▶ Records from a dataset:
---*---

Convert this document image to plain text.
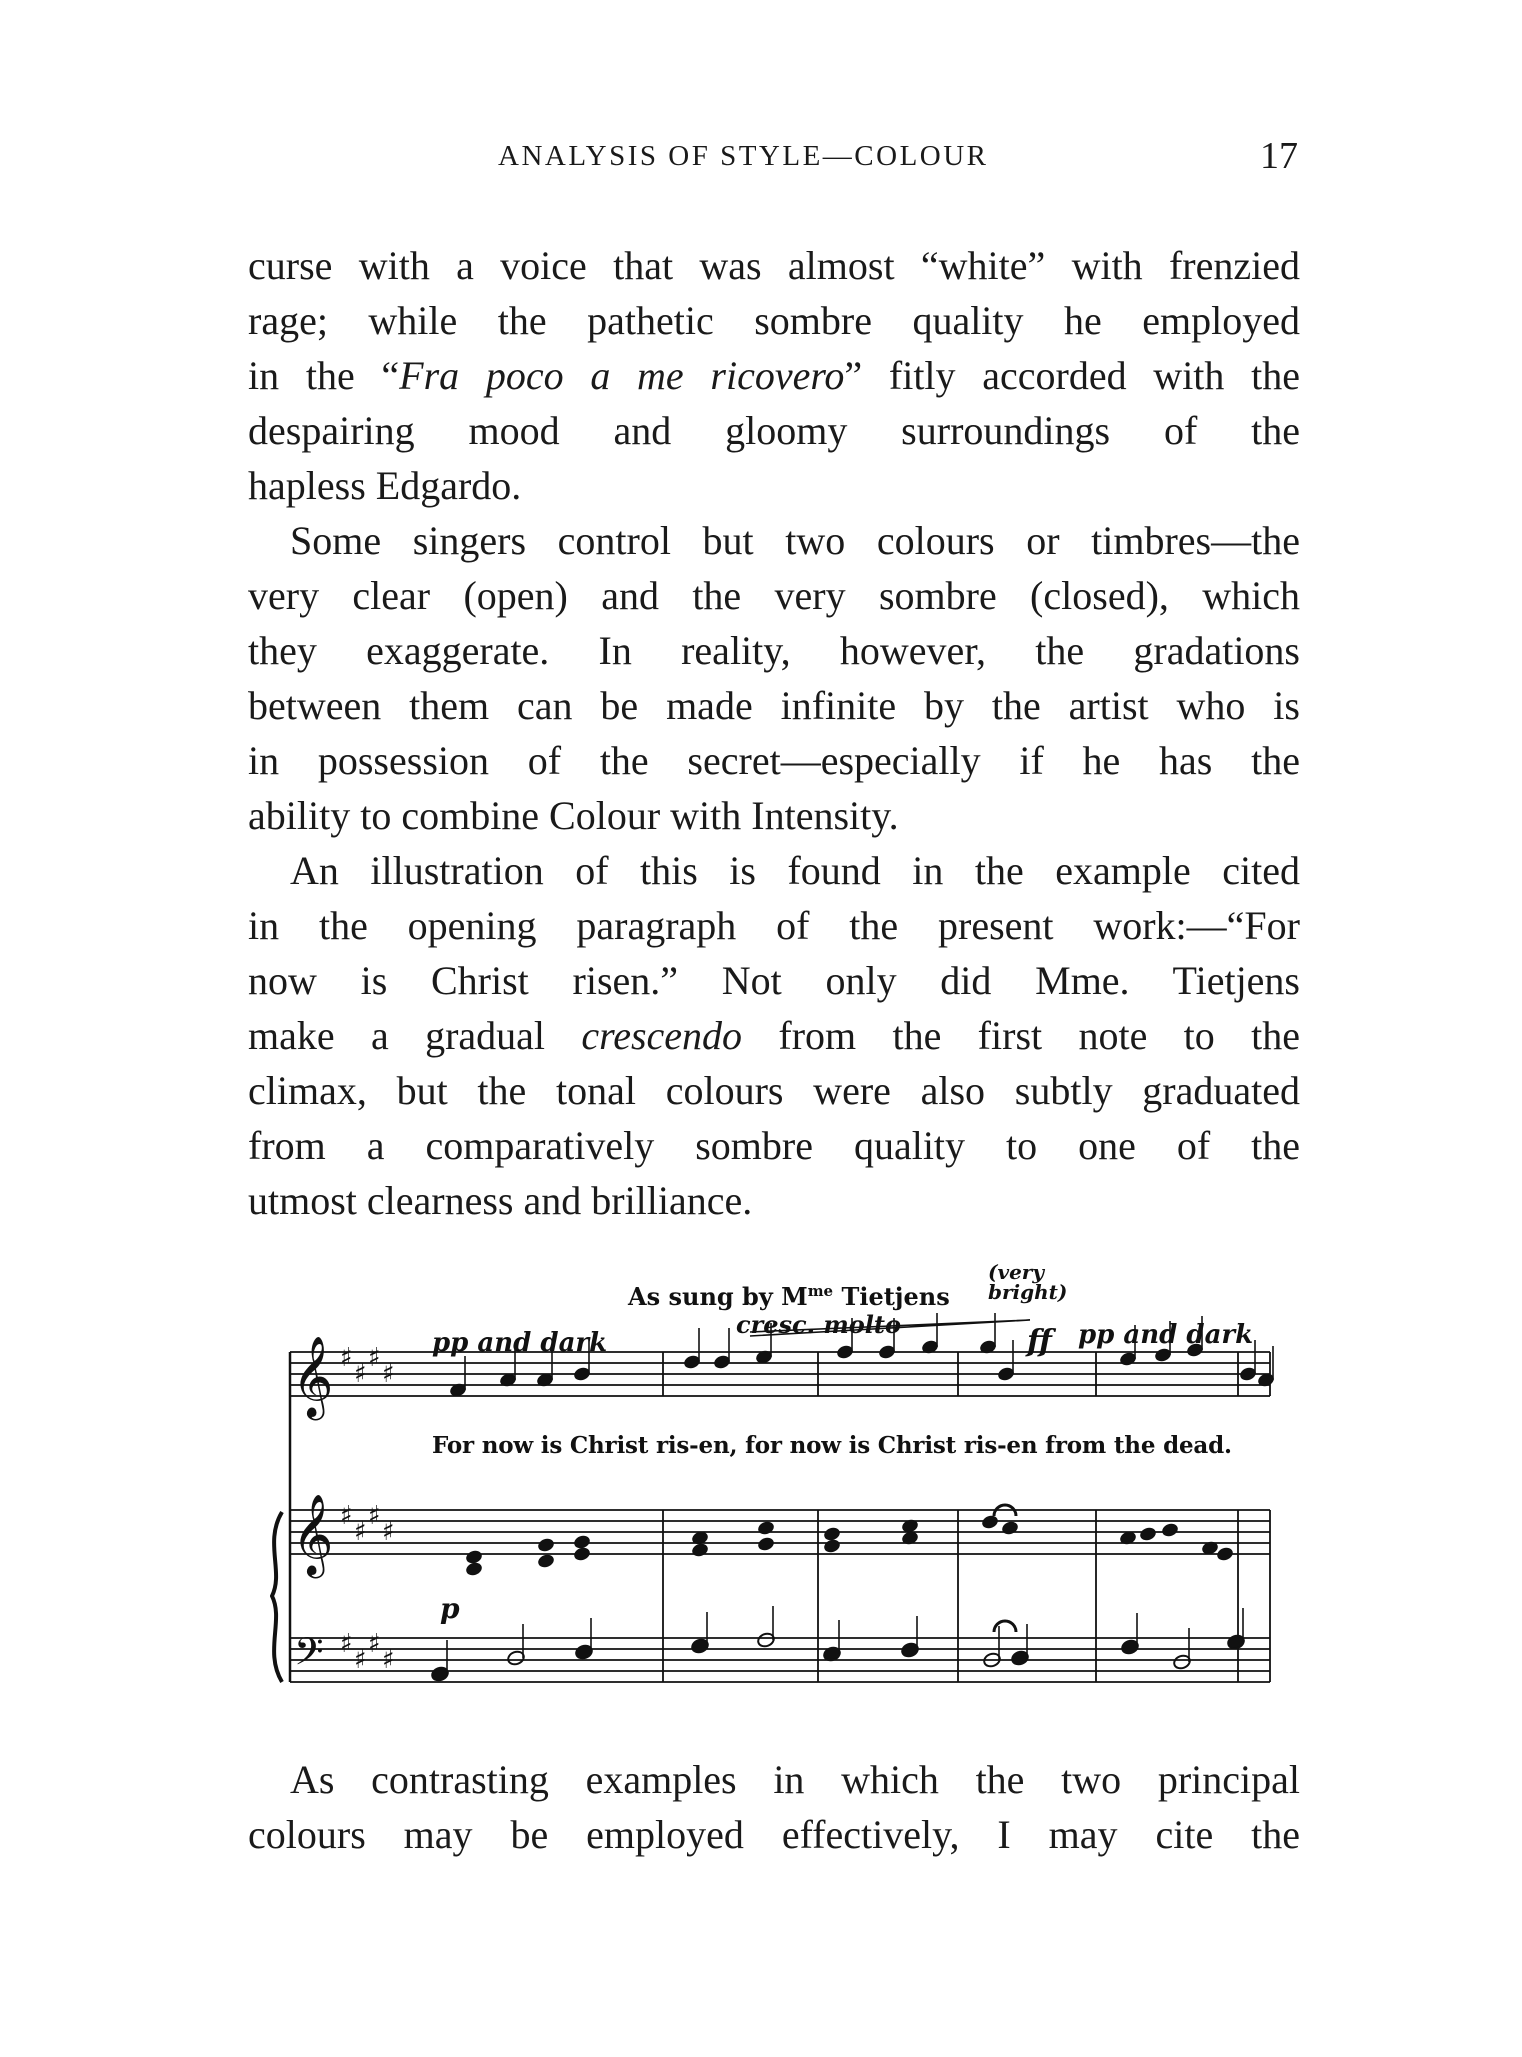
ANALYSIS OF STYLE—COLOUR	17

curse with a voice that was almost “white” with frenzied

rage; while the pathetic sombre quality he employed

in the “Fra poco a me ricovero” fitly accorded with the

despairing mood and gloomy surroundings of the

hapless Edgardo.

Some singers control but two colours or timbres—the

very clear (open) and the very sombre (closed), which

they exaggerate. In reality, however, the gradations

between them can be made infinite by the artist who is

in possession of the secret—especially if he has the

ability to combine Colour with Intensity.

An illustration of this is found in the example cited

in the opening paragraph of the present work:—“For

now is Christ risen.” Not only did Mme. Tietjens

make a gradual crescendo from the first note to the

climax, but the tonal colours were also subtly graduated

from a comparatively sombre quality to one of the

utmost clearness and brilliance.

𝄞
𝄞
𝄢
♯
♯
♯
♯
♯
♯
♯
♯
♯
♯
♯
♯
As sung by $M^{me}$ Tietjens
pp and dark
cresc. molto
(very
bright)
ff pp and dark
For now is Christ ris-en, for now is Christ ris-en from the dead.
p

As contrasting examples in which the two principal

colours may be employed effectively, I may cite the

---*---

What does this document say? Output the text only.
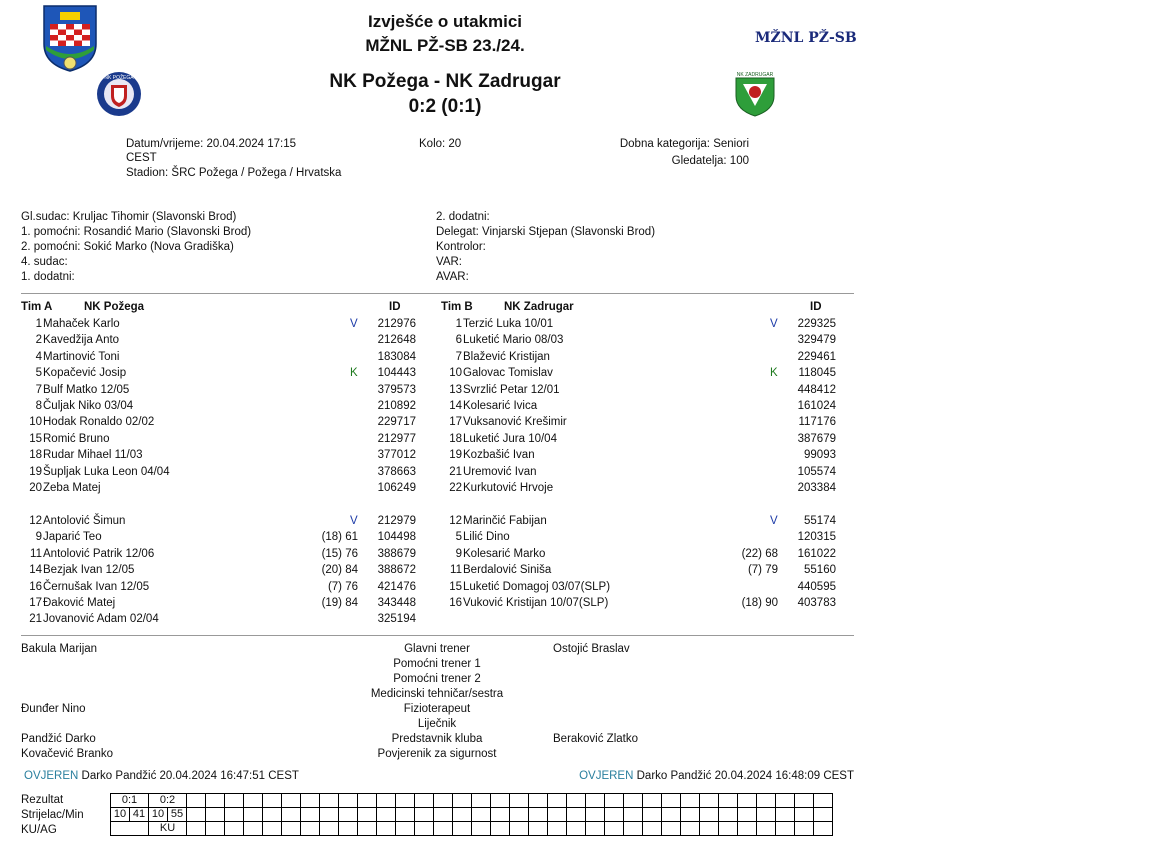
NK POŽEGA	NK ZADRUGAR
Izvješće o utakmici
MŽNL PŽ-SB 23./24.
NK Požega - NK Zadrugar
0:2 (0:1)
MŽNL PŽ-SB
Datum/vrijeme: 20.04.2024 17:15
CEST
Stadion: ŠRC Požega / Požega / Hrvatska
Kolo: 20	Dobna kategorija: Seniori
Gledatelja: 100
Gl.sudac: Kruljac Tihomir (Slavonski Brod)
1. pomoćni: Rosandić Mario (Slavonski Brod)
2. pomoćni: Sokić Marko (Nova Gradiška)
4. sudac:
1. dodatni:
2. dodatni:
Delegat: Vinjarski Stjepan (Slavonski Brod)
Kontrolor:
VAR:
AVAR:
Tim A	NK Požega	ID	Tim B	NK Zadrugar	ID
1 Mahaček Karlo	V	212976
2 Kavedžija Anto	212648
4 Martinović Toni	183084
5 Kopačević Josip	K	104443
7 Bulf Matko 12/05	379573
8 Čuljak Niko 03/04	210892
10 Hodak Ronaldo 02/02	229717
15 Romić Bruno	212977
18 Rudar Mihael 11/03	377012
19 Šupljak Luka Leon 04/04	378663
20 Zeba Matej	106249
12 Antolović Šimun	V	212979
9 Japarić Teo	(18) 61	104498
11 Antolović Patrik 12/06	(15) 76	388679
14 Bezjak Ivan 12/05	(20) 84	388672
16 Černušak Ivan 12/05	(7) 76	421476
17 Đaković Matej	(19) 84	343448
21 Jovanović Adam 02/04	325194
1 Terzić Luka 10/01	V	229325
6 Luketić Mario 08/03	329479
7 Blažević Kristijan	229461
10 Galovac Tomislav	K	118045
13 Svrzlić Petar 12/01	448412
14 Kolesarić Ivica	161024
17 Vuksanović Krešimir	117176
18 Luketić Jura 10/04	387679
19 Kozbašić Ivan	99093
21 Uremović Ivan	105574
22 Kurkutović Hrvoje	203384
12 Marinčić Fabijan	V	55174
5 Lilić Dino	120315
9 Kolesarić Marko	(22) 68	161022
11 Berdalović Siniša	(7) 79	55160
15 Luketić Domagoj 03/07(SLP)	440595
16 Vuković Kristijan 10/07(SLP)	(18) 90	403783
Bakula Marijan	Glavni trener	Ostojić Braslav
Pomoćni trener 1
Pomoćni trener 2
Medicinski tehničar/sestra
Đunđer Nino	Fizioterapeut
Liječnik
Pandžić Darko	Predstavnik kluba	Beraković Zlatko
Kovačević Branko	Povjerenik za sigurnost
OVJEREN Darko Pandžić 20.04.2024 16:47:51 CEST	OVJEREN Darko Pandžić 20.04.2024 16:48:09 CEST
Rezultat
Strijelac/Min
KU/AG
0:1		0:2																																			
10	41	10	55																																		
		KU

---*---

▶ Stated exercise: Search the entries for the word "only" and pick out every line that holds it.

▶ The answer:
now is Christ risen.” Not only did Mme. Tietjens
What does this document say? Output the text only.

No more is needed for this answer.